▸ Set exercise:
Your task is to repeat all of the material exactly.

··· Records provided

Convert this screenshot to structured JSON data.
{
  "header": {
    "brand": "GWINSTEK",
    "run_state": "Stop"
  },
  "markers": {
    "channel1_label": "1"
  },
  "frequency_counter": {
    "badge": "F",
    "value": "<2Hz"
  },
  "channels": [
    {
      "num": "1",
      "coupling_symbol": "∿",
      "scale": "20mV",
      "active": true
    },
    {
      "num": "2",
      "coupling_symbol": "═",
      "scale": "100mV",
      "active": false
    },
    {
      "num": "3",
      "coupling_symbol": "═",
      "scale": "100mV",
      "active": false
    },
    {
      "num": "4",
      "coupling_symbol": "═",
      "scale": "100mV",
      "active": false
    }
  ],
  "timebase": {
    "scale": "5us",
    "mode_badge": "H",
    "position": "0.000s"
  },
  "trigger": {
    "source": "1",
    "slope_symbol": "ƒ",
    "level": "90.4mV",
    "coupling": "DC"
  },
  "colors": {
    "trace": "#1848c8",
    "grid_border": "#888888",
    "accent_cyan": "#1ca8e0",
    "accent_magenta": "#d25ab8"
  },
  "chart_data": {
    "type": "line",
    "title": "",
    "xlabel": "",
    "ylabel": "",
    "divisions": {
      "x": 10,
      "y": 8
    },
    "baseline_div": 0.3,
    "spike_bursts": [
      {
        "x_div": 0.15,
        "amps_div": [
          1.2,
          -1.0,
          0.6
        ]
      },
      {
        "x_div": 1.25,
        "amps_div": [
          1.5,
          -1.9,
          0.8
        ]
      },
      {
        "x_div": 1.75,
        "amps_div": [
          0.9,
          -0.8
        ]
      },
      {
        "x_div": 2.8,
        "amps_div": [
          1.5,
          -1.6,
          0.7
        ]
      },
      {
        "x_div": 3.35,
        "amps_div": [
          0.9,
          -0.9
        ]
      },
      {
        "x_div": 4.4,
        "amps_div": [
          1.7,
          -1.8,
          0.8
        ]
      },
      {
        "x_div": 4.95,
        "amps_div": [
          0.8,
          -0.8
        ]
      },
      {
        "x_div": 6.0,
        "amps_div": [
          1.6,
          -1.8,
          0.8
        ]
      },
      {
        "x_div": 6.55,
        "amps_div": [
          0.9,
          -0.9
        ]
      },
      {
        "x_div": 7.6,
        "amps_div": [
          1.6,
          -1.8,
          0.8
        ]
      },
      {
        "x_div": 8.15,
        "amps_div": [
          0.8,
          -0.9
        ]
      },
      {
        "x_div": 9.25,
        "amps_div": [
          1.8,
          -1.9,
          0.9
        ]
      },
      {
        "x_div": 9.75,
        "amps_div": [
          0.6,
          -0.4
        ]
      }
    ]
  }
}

······

▸ Answer to the task:
Convert this screenshot to structured JSON data.
{
  "header": {
    "brand": "GWINSTEK",
    "run_state": "Stop"
  },
  "markers": {
    "channel1_label": "1"
  },
  "frequency_counter": {
    "badge": "F",
    "value": "<2Hz"
  },
  "channels": [
    {
      "num": "1",
      "coupling_symbol": "∿",
      "scale": "20mV",
      "active": true
    },
    {
      "num": "2",
      "coupling_symbol": "═",
      "scale": "100mV",
      "active": false
    },
    {
      "num": "3",
      "coupling_symbol": "═",
      "scale": "100mV",
      "active": false
    },
    {
      "num": "4",
      "coupling_symbol": "═",
      "scale": "100mV",
      "active": false
    }
  ],
  "timebase": {
    "scale": "5us",
    "mode_badge": "H",
    "position": "0.000s"
  },
  "trigger": {
    "source": "1",
    "slope_symbol": "ƒ",
    "level": "90.4mV",
    "coupling": "DC"
  },
  "colors": {
    "trace": "#1848c8",
    "grid_border": "#888888",
    "accent_cyan": "#1ca8e0",
    "accent_magenta": "#d25ab8"
  },
  "chart_data": {
    "type": "line",
    "title": "",
    "xlabel": "",
    "ylabel": "",
    "divisions": {
      "x": 10,
      "y": 8
    },
    "baseline_div": 0.3,
    "spike_bursts": [
      {
        "x_div": 0.15,
        "amps_div": [
          1.2,
          -1.0,
          0.6
        ]
      },
      {
        "x_div": 1.25,
        "amps_div": [
          1.5,
          -1.9,
          0.8
        ]
      },
      {
        "x_div": 1.75,
        "amps_div": [
          0.9,
          -0.8
        ]
      },
      {
        "x_div": 2.8,
        "amps_div": [
          1.5,
          -1.6,
          0.7
        ]
      },
      {
        "x_div": 3.35,
        "amps_div": [
          0.9,
          -0.9
        ]
      },
      {
        "x_div": 4.4,
        "amps_div": [
          1.7,
          -1.8,
          0.8
        ]
      },
      {
        "x_div": 4.95,
        "amps_div": [
          0.8,
          -0.8
        ]
      },
      {
        "x_div": 6.0,
        "amps_div": [
          1.6,
          -1.8,
          0.8
        ]
      },
      {
        "x_div": 6.55,
        "amps_div": [
          0.9,
          -0.9
        ]
      },
      {
        "x_div": 7.6,
        "amps_div": [
          1.6,
          -1.8,
          0.8
        ]
      },
      {
        "x_div": 8.15,
        "amps_div": [
          0.8,
          -0.9
        ]
      },
      {
        "x_div": 9.25,
        "amps_div": [
          1.8,
          -1.9,
          0.9
        ]
      },
      {
        "x_div": 9.75,
        "amps_div": [
          0.6,
          -0.4
        ]
      }
    ]
  }
}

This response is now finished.